WHAT YOU HAVE TO DO:
Return the listing below exactly, with the pictures dropped.

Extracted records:
────────

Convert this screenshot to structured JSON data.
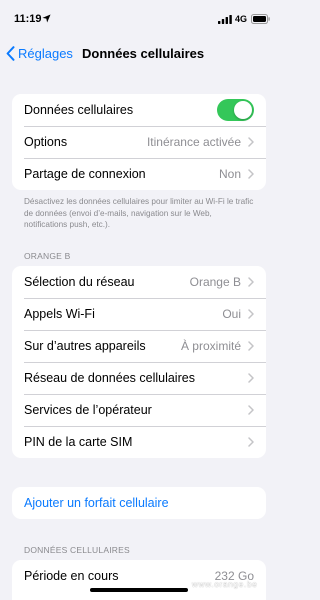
{
  "status_bar": {
    "time": "11:19",
    "network_type": "4G"
  },
  "nav": {
    "back_label": "Réglages",
    "title": "Données cellulaires"
  },
  "group1": {
    "cellular_data_label": "Données cellulaires",
    "cellular_data_enabled": true,
    "options_label": "Options",
    "options_value": "Itinérance activée",
    "hotspot_label": "Partage de connexion",
    "hotspot_value": "Non"
  },
  "group1_footer": "Désactivez les données cellulaires pour limiter au Wi-Fi le trafic de données (envoi d’e-mails, navigation sur le Web, notifications push, etc.).",
  "section_orange": {
    "header": "ORANGE B",
    "network_selection_label": "Sélection du réseau",
    "network_selection_value": "Orange B",
    "wifi_calls_label": "Appels Wi-Fi",
    "wifi_calls_value": "Oui",
    "other_devices_label": "Sur d’autres appareils",
    "other_devices_value": "À proximité",
    "cellular_network_label": "Réseau de données cellulaires",
    "carrier_services_label": "Services de l’opérateur",
    "sim_pin_label": "PIN de la carte SIM"
  },
  "add_plan_label": "Ajouter un forfait cellulaire",
  "section_cellular": {
    "header": "DONNÉES CELLULAIRES",
    "current_period_label": "Période en cours",
    "current_period_value": "232 Go"
  },
  "watermark": "www.orange.be",
  "colors": {
    "accent": "#0a7aff",
    "toggle_on": "#34c759",
    "background": "#f2f2f7"
  }
}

────────

FINISHED ANSWER:
Convert this screenshot to structured JSON data.
{
  "status_bar": {
    "time": "11:19",
    "network_type": "4G"
  },
  "nav": {
    "back_label": "Réglages",
    "title": "Données cellulaires"
  },
  "group1": {
    "cellular_data_label": "Données cellulaires",
    "cellular_data_enabled": true,
    "options_label": "Options",
    "options_value": "Itinérance activée",
    "hotspot_label": "Partage de connexion",
    "hotspot_value": "Non"
  },
  "group1_footer": "Désactivez les données cellulaires pour limiter au Wi-Fi le trafic de données (envoi d’e-mails, navigation sur le Web, notifications push, etc.).",
  "section_orange": {
    "header": "ORANGE B",
    "network_selection_label": "Sélection du réseau",
    "network_selection_value": "Orange B",
    "wifi_calls_label": "Appels Wi-Fi",
    "wifi_calls_value": "Oui",
    "other_devices_label": "Sur d’autres appareils",
    "other_devices_value": "À proximité",
    "cellular_network_label": "Réseau de données cellulaires",
    "carrier_services_label": "Services de l’opérateur",
    "sim_pin_label": "PIN de la carte SIM"
  },
  "add_plan_label": "Ajouter un forfait cellulaire",
  "section_cellular": {
    "header": "DONNÉES CELLULAIRES",
    "current_period_label": "Période en cours",
    "current_period_value": "232 Go"
  },
  "watermark": "www.orange.be",
  "colors": {
    "accent": "#0a7aff",
    "toggle_on": "#34c759",
    "background": "#f2f2f7"
  }
}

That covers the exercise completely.